A run of records:
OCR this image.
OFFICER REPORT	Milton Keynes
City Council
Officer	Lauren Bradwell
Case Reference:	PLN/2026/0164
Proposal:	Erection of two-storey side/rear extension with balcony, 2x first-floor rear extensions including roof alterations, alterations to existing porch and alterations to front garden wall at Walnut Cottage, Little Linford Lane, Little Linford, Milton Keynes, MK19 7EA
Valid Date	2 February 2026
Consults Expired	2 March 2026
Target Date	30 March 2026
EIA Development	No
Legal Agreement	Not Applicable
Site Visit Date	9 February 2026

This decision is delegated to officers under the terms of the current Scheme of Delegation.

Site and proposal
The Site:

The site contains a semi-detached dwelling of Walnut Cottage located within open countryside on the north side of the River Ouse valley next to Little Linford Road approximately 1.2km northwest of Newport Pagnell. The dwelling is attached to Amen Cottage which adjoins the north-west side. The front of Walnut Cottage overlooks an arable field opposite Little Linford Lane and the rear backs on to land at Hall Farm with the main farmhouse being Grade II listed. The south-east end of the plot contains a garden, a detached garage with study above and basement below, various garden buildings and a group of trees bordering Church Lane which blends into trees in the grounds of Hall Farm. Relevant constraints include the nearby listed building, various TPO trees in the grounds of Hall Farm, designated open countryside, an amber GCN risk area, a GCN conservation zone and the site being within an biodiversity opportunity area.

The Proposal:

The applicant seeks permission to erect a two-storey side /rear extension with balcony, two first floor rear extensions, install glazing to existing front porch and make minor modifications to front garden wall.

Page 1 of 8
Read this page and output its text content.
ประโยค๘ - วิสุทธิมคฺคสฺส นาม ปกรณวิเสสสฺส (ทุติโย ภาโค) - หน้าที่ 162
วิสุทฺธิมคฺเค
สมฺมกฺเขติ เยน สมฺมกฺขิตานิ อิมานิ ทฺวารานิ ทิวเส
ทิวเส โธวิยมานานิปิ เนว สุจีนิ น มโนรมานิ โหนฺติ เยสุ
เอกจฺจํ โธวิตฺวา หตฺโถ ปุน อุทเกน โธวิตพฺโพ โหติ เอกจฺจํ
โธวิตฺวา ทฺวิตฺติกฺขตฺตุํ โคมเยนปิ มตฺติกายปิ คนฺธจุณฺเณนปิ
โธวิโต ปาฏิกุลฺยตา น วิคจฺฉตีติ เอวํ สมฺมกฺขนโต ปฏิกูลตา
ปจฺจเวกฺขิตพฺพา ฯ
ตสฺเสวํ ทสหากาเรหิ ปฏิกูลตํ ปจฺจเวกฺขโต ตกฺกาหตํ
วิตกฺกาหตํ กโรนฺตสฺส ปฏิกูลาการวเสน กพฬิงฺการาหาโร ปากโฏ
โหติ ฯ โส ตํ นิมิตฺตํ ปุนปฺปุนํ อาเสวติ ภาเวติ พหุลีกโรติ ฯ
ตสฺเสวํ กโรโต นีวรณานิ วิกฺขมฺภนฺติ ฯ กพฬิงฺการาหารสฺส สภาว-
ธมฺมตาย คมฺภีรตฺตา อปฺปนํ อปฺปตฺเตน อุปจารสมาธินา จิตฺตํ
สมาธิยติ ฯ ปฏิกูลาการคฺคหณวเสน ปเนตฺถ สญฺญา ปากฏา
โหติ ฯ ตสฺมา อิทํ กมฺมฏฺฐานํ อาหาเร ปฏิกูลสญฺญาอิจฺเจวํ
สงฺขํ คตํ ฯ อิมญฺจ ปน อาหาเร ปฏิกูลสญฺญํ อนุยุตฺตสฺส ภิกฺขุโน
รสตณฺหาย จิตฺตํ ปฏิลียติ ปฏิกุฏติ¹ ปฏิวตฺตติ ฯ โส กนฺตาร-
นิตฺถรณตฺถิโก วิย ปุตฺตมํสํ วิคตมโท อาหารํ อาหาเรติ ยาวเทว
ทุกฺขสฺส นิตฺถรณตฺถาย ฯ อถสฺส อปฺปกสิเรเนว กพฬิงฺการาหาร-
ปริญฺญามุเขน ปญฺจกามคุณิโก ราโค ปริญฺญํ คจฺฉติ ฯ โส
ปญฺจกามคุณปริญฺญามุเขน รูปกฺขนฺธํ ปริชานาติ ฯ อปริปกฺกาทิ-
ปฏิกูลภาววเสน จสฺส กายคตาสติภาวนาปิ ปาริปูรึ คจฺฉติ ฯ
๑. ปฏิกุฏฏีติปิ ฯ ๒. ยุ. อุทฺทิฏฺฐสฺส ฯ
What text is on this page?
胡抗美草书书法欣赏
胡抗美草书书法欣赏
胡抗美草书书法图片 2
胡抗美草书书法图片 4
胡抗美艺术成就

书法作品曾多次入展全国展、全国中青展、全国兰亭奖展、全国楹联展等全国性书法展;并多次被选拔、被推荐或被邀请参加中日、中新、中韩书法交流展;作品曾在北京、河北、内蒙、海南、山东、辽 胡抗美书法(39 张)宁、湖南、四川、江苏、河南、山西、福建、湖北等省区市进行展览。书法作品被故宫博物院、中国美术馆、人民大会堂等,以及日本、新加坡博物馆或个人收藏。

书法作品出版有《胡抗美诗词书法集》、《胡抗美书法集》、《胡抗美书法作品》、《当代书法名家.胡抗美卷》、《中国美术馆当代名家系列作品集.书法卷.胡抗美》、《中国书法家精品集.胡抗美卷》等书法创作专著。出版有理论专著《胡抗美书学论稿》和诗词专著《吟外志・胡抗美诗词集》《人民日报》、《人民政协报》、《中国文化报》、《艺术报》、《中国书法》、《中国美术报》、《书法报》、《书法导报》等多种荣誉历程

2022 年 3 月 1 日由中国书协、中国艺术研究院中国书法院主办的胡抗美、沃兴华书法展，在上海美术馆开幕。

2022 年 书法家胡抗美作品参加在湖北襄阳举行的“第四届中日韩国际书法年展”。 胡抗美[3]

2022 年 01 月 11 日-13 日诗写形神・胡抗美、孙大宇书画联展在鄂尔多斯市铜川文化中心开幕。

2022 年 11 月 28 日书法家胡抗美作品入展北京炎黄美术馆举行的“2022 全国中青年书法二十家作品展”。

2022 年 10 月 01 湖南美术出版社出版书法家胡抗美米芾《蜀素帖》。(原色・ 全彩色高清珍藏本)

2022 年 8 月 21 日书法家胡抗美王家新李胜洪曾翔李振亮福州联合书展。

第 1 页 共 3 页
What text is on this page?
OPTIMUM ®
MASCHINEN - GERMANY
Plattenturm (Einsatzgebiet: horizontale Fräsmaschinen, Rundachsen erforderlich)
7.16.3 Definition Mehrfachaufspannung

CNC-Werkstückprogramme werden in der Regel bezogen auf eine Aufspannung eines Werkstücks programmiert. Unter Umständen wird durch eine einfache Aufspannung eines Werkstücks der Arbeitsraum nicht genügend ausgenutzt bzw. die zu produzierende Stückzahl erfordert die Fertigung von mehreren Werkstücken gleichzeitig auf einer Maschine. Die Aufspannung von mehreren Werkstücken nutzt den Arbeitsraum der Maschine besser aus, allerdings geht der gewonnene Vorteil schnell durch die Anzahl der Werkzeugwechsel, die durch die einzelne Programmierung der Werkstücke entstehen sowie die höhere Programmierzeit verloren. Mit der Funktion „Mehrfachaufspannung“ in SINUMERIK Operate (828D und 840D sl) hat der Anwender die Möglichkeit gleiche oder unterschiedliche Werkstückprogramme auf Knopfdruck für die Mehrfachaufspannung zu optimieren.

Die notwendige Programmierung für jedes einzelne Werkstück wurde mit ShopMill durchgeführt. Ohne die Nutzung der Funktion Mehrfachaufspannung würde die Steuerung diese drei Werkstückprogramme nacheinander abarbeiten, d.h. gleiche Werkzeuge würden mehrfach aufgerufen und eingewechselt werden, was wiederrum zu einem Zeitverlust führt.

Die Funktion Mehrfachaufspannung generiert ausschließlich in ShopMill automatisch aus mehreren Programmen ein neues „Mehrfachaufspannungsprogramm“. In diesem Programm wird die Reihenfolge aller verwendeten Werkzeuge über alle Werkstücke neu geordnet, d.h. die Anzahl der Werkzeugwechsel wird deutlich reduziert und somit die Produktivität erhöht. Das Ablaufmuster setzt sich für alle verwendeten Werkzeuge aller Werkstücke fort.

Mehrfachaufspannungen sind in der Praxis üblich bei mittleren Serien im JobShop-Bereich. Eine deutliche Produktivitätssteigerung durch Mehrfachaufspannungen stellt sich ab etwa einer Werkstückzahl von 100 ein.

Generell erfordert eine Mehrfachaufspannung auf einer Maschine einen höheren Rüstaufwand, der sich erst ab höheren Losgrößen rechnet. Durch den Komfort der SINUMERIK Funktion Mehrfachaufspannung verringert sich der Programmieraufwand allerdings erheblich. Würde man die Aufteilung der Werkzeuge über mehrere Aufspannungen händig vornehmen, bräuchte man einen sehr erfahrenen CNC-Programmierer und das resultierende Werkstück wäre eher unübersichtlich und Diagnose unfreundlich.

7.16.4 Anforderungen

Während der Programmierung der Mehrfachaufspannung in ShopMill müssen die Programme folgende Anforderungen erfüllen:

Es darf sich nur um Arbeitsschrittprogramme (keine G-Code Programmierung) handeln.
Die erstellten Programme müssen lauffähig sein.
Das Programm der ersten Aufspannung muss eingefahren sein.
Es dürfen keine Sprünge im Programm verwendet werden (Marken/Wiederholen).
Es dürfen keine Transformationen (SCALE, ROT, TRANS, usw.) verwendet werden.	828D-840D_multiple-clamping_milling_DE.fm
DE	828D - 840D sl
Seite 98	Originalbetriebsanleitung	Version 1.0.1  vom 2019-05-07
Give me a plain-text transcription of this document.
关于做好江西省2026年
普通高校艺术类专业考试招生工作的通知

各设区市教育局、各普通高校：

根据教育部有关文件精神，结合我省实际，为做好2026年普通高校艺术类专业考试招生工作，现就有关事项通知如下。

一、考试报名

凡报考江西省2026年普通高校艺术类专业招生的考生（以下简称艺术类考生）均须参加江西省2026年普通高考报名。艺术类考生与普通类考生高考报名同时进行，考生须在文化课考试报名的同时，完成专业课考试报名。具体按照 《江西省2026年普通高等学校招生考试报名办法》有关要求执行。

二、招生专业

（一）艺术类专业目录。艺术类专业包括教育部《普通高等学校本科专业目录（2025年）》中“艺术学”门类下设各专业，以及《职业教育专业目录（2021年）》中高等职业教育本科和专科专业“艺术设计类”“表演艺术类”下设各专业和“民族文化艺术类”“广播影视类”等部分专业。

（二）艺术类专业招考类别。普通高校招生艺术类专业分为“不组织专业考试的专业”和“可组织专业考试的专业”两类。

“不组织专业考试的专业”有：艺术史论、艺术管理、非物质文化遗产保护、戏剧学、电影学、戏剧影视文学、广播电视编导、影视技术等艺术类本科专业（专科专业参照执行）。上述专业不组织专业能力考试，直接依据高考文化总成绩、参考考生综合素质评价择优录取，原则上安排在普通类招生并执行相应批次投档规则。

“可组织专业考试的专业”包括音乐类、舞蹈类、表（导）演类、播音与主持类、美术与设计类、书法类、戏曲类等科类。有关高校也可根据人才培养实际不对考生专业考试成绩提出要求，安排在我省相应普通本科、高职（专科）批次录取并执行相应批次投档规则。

**The task**.
Report all lines of the material that contain the word "ถรณต".

**Reply**.
นิตฺถรณตฺถิโก วิย ปุตฺตมํสํ วิคตมโท อาหารํ อาหาเรติ ยาวเทว
ทุกฺขสฺส นิตฺถรณตฺถาย ฯ อถสฺส อปฺปกสิเรเนว กพฬิงฺการาหาร-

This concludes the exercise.